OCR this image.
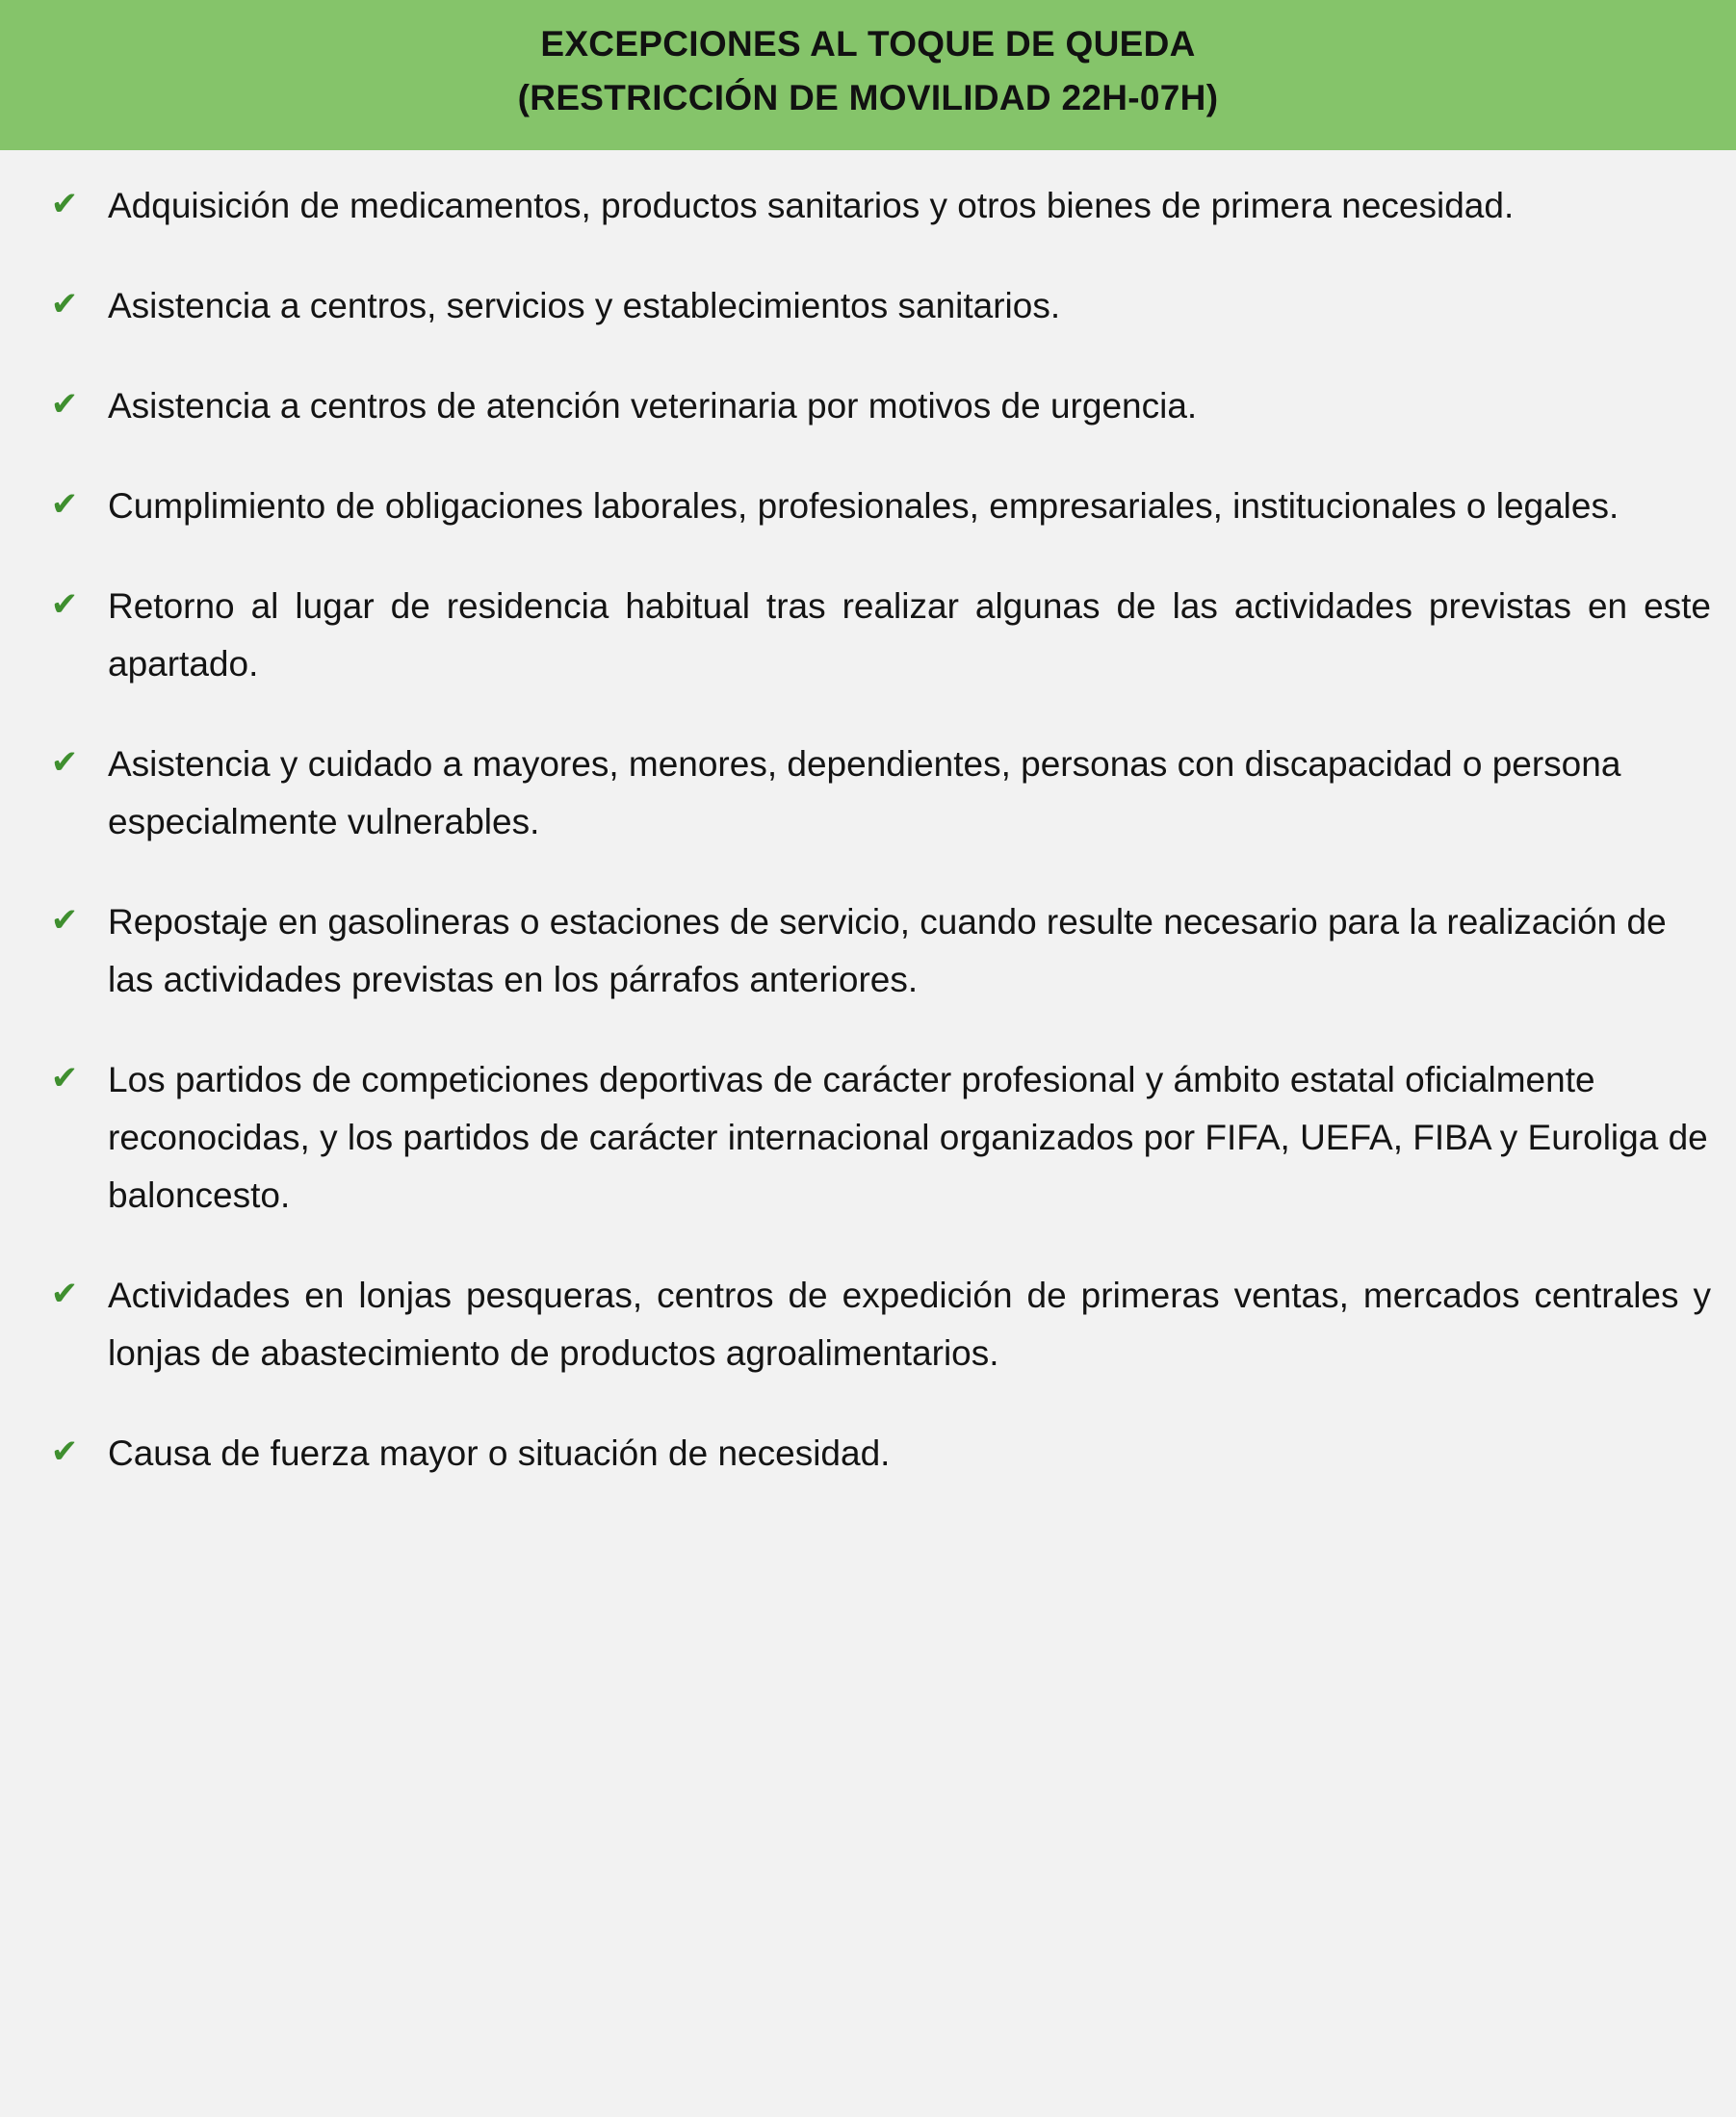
EXCEPCIONES AL TOQUE DE QUEDA
(RESTRICCIÓN DE MOVILIDAD 22H-07H)
✔ Adquisición de medicamentos, productos sanitarios y otros bienes de primera necesidad.
✔ Asistencia a centros, servicios y establecimientos sanitarios.
✔ Asistencia a centros de atención veterinaria por motivos de urgencia.
✔ Cumplimiento de obligaciones laborales, profesionales, empresariales, institucionales o legales.
✔ Retorno al lugar de residencia habitual tras realizar algunas de las actividades previstas en este apartado.
✔ Asistencia y cuidado a mayores, menores, dependientes, personas con discapacidad o persona especialmente vulnerables.
✔ Repostaje en gasolineras o estaciones de servicio, cuando resulte necesario para la realización de las actividades previstas en los párrafos anteriores.
✔ Los partidos de competiciones deportivas de carácter profesional y ámbito estatal oficialmente reconocidas, y los partidos de carácter internacional organizados por FIFA, UEFA, FIBA y Euroliga de baloncesto.
✔ Actividades en lonjas pesqueras, centros de expedición de primeras ventas, mercados centrales y lonjas de abastecimiento de productos agroalimentarios.
✔ Causa de fuerza mayor o situación de necesidad.
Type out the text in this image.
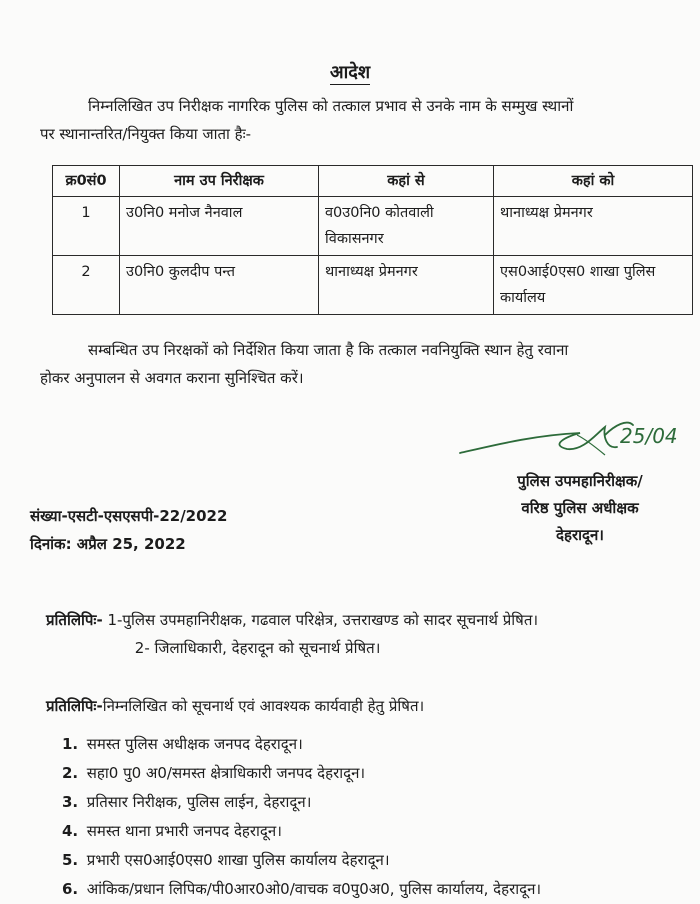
आदेश
निम्नलिखित उप निरीक्षक नागरिक पुलिस को तत्काल प्रभाव से उनके नाम के सम्मुख स्थानों
पर स्थानान्तरित/नियुक्त किया जाता हैः-
क्र0सं0	नाम उप निरीक्षक	कहां से	कहां को
1	उ0नि0 मनोज नैनवाल	व0उ0नि0 कोतवाली विकासनगर	थानाध्यक्ष प्रेमनगर
2	उ0नि0 कुलदीप पन्त	थानाध्यक्ष प्रेमनगर	एस0आई0एस0 शाखा पुलिस कार्यालय
सम्बन्धित उप निरक्षकों को निर्देशित किया जाता है कि तत्काल नवनियुक्ति स्थान हेतु रवाना
होकर अनुपालन से अवगत कराना सुनिश्चित करें।
25/04
पुलिस उपमहानिरीक्षक/
वरिष्ठ पुलिस अधीक्षक
देहरादून।
संख्या-एसटी-एसएसपी-22/2022
दिनांक: अप्रैल 25, 2022
प्रतिलिपिः- 1-पुलिस उपमहानिरीक्षक, गढवाल परिक्षेत्र, उत्तराखण्ड को सादर सूचनार्थ प्रेषित।
2- जिलाधिकारी, देहरादून को सूचनार्थ प्रेषित।
प्रतिलिपिः-निम्नलिखित को सूचनार्थ एवं आवश्यक कार्यवाही हेतु प्रेषित।
1. समस्त पुलिस अधीक्षक जनपद देहरादून।
2. सहा0 पु0 अ0/समस्त क्षेत्राधिकारी जनपद देहरादून।
3. प्रतिसार निरीक्षक, पुलिस लाईन, देहरादून।
4. समस्त थाना प्रभारी जनपद देहरादून।
5. प्रभारी एस0आई0एस0 शाखा पुलिस कार्यालय देहरादून।
6. आंकिक/प्रधान लिपिक/पी0आर0ओ0/वाचक व0पु0अ0, पुलिस कार्यालय, देहरादून।
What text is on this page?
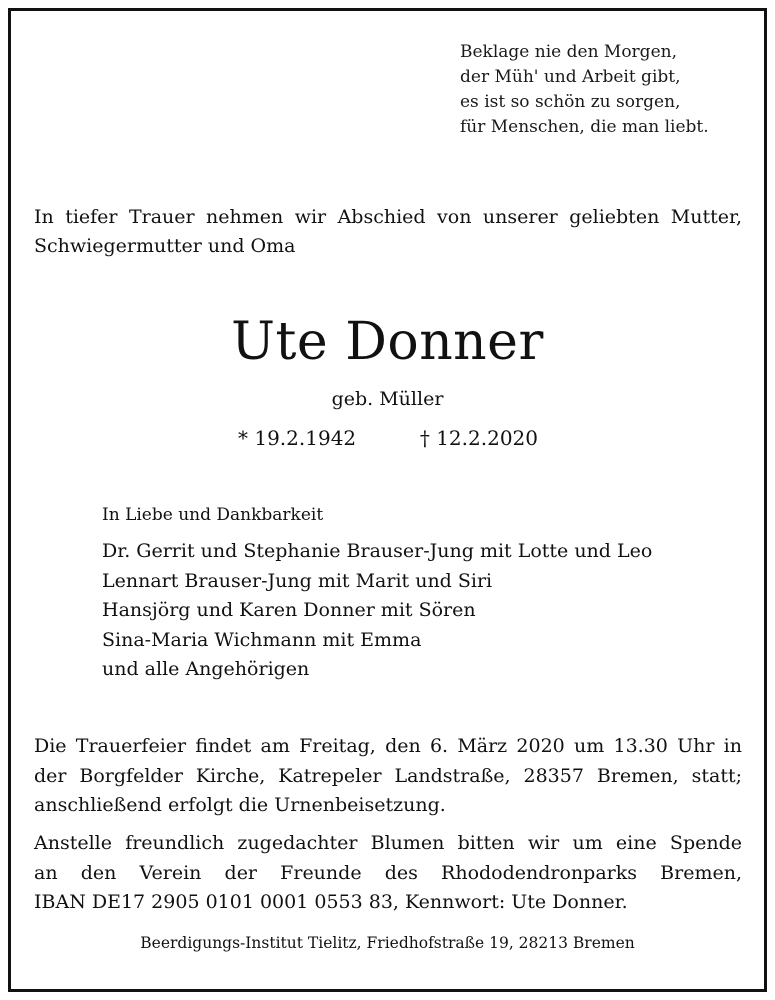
Beklage nie den Morgen,
der Müh' und Arbeit gibt,
es ist so schön zu sorgen,
für Menschen, die man liebt.
In tiefer Trauer nehmen wir Abschied von unserer geliebten Mutter,
Schwiegermutter und Oma
Ute Donner
geb. Müller
* 19.2.1942	† 12.2.2020
In Liebe und Dankbarkeit
Dr. Gerrit und Stephanie Brauser-Jung mit Lotte und Leo
Lennart Brauser-Jung mit Marit und Siri
Hansjörg und Karen Donner mit Sören
Sina-Maria Wichmann mit Emma
und alle Angehörigen
Die Trauerfeier findet am Freitag, den 6. März 2020 um 13.30 Uhr in
der Borgfelder Kirche, Katrepeler Landstraße, 28357 Bremen, statt;
anschließend erfolgt die Urnenbeisetzung.
Anstelle freundlich zugedachter Blumen bitten wir um eine Spende
an den Verein der Freunde des Rhododendronparks Bremen,
IBAN DE17 2905 0101 0001 0553 83, Kennwort: Ute Donner.
Beerdigungs-Institut Tielitz, Friedhofstraße 19, 28213 Bremen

================

> _Task_:
Output exactly the lines from the line with "What text is on this page?" to the last line of the records, including both, and leave every picture out.

> _Response to the exercise_:
What text is on this page?
Beklage nie den Morgen,
der Müh' und Arbeit gibt,
es ist so schön zu sorgen,
für Menschen, die man liebt.
In tiefer Trauer nehmen wir Abschied von unserer geliebten Mutter,
Schwiegermutter und Oma
Ute Donner
geb. Müller
* 19.2.1942	† 12.2.2020
In Liebe und Dankbarkeit
Dr. Gerrit und Stephanie Brauser-Jung mit Lotte und Leo
Lennart Brauser-Jung mit Marit und Siri
Hansjörg und Karen Donner mit Sören
Sina-Maria Wichmann mit Emma
und alle Angehörigen
Die Trauerfeier findet am Freitag, den 6. März 2020 um 13.30 Uhr in
der Borgfelder Kirche, Katrepeler Landstraße, 28357 Bremen, statt;
anschließend erfolgt die Urnenbeisetzung.
Anstelle freundlich zugedachter Blumen bitten wir um eine Spende
an den Verein der Freunde des Rhododendronparks Bremen,
IBAN DE17 2905 0101 0001 0553 83, Kennwort: Ute Donner.
Beerdigungs-Institut Tielitz, Friedhofstraße 19, 28213 Bremen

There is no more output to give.